Aim:
Every record should be repeated exactly, except that pictures are left out.

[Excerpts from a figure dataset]
* * *
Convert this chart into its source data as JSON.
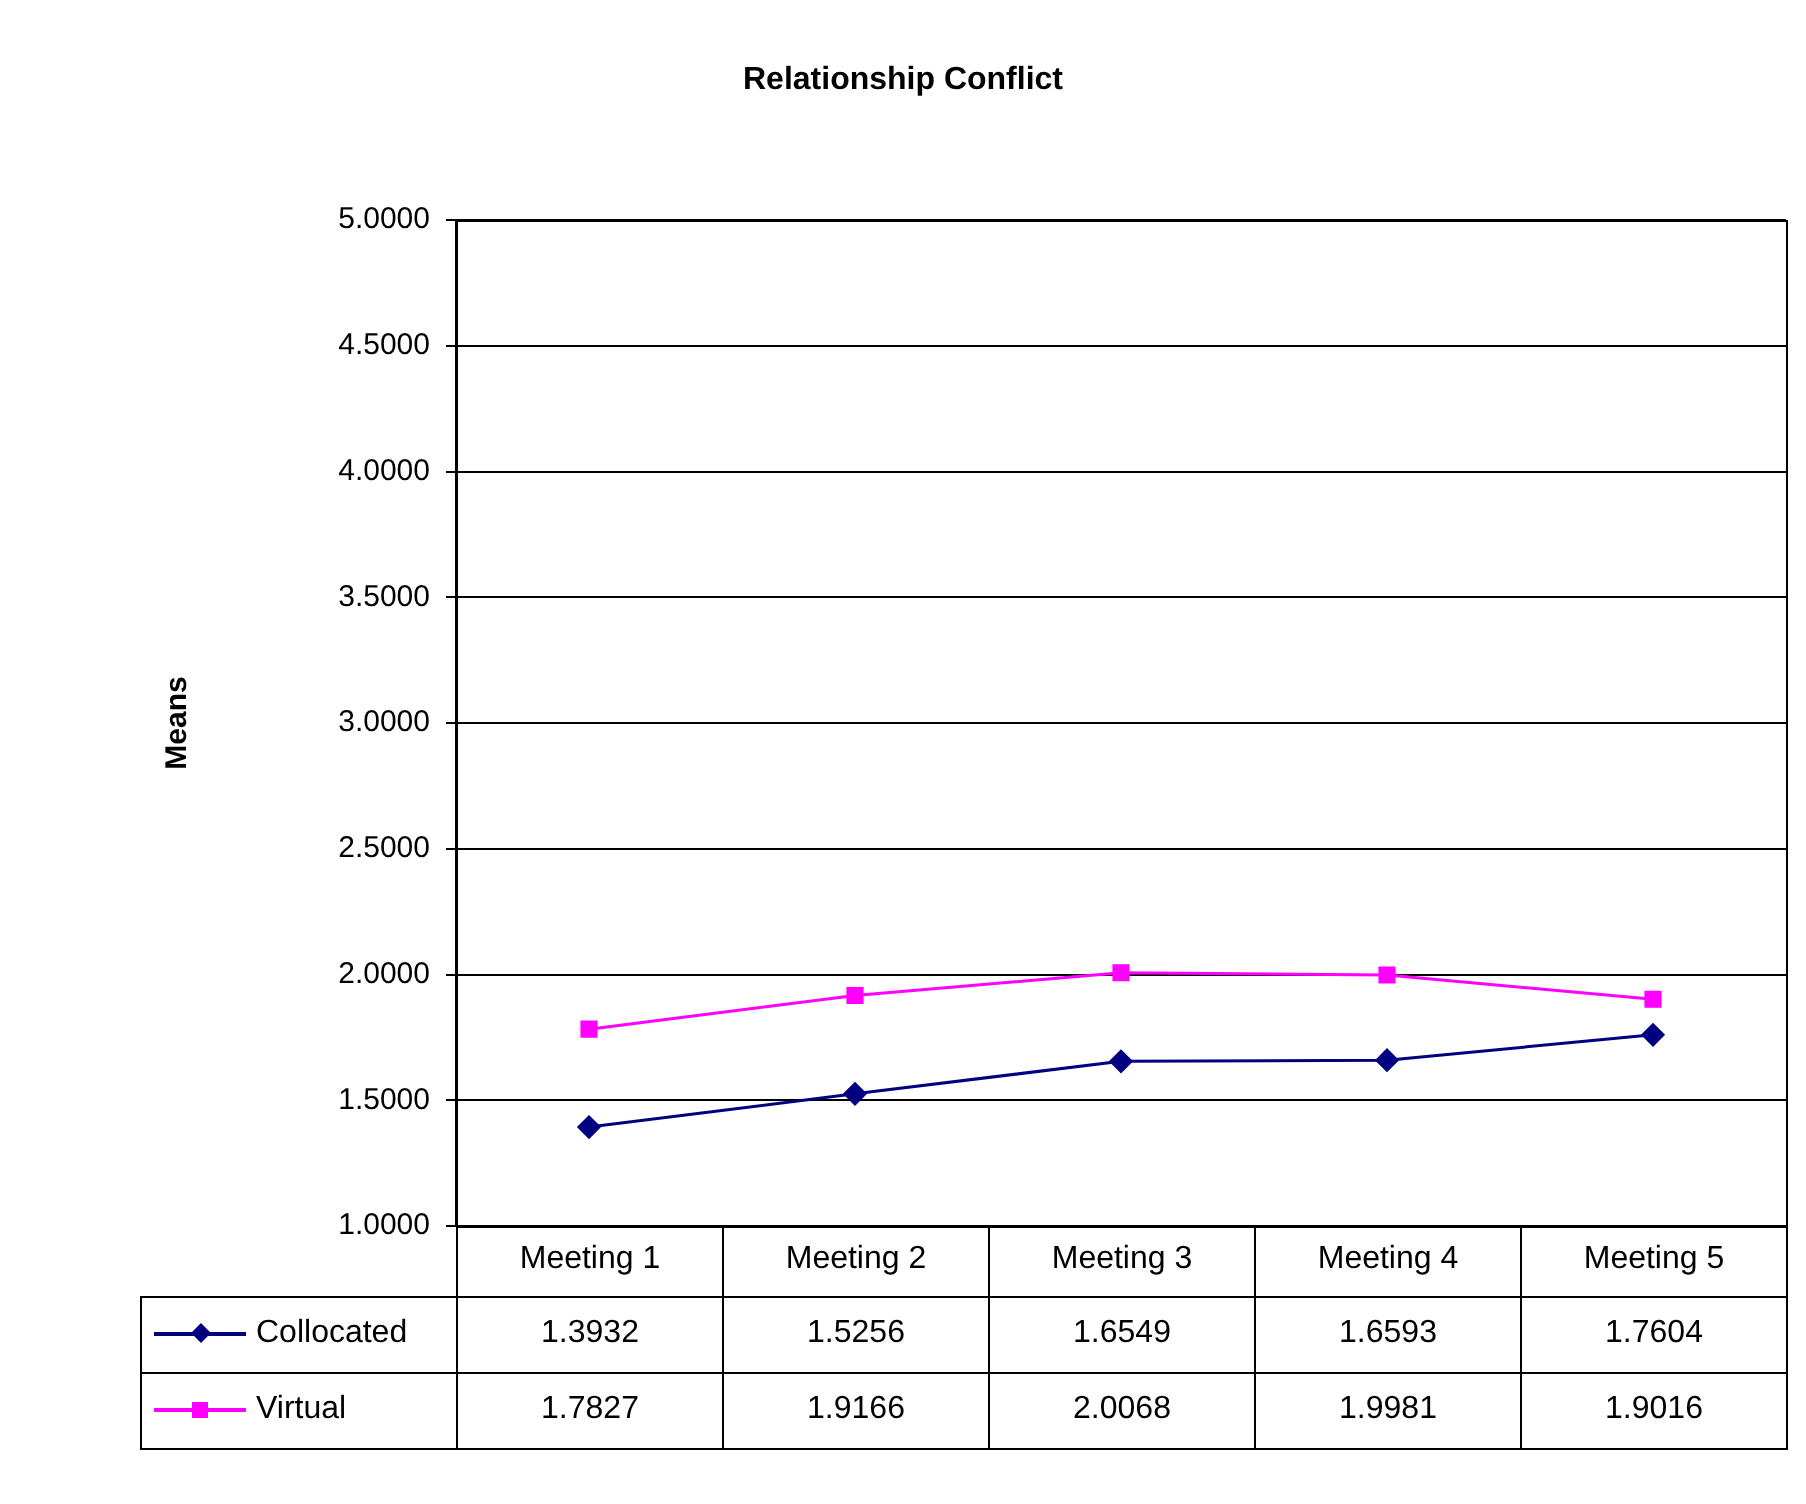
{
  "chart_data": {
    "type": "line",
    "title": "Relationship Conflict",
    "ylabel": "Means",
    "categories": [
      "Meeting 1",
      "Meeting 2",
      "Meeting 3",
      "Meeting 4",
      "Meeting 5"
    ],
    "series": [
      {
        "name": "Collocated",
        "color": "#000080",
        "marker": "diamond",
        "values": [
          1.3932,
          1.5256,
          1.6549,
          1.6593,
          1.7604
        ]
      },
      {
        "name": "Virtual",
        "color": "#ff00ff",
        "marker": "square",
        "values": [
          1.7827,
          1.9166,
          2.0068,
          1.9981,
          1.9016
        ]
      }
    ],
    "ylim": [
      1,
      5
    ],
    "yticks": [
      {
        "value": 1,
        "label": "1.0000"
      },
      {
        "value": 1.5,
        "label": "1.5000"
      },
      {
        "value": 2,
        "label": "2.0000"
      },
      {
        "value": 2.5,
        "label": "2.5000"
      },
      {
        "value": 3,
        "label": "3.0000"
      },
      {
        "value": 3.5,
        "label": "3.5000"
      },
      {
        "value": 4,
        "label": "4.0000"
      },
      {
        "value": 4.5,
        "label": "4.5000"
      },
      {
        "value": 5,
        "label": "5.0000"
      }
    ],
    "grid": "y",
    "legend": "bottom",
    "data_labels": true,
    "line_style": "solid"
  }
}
* * *
Finished exercise:
Convert this chart into its source data as JSON.
{
  "chart_data": {
    "type": "line",
    "title": "Relationship Conflict",
    "ylabel": "Means",
    "categories": [
      "Meeting 1",
      "Meeting 2",
      "Meeting 3",
      "Meeting 4",
      "Meeting 5"
    ],
    "series": [
      {
        "name": "Collocated",
        "color": "#000080",
        "marker": "diamond",
        "values": [
          1.3932,
          1.5256,
          1.6549,
          1.6593,
          1.7604
        ]
      },
      {
        "name": "Virtual",
        "color": "#ff00ff",
        "marker": "square",
        "values": [
          1.7827,
          1.9166,
          2.0068,
          1.9981,
          1.9016
        ]
      }
    ],
    "ylim": [
      1,
      5
    ],
    "yticks": [
      {
        "value": 1,
        "label": "1.0000"
      },
      {
        "value": 1.5,
        "label": "1.5000"
      },
      {
        "value": 2,
        "label": "2.0000"
      },
      {
        "value": 2.5,
        "label": "2.5000"
      },
      {
        "value": 3,
        "label": "3.0000"
      },
      {
        "value": 3.5,
        "label": "3.5000"
      },
      {
        "value": 4,
        "label": "4.0000"
      },
      {
        "value": 4.5,
        "label": "4.5000"
      },
      {
        "value": 5,
        "label": "5.0000"
      }
    ],
    "grid": "y",
    "legend": "bottom",
    "data_labels": true,
    "line_style": "solid"
  }
}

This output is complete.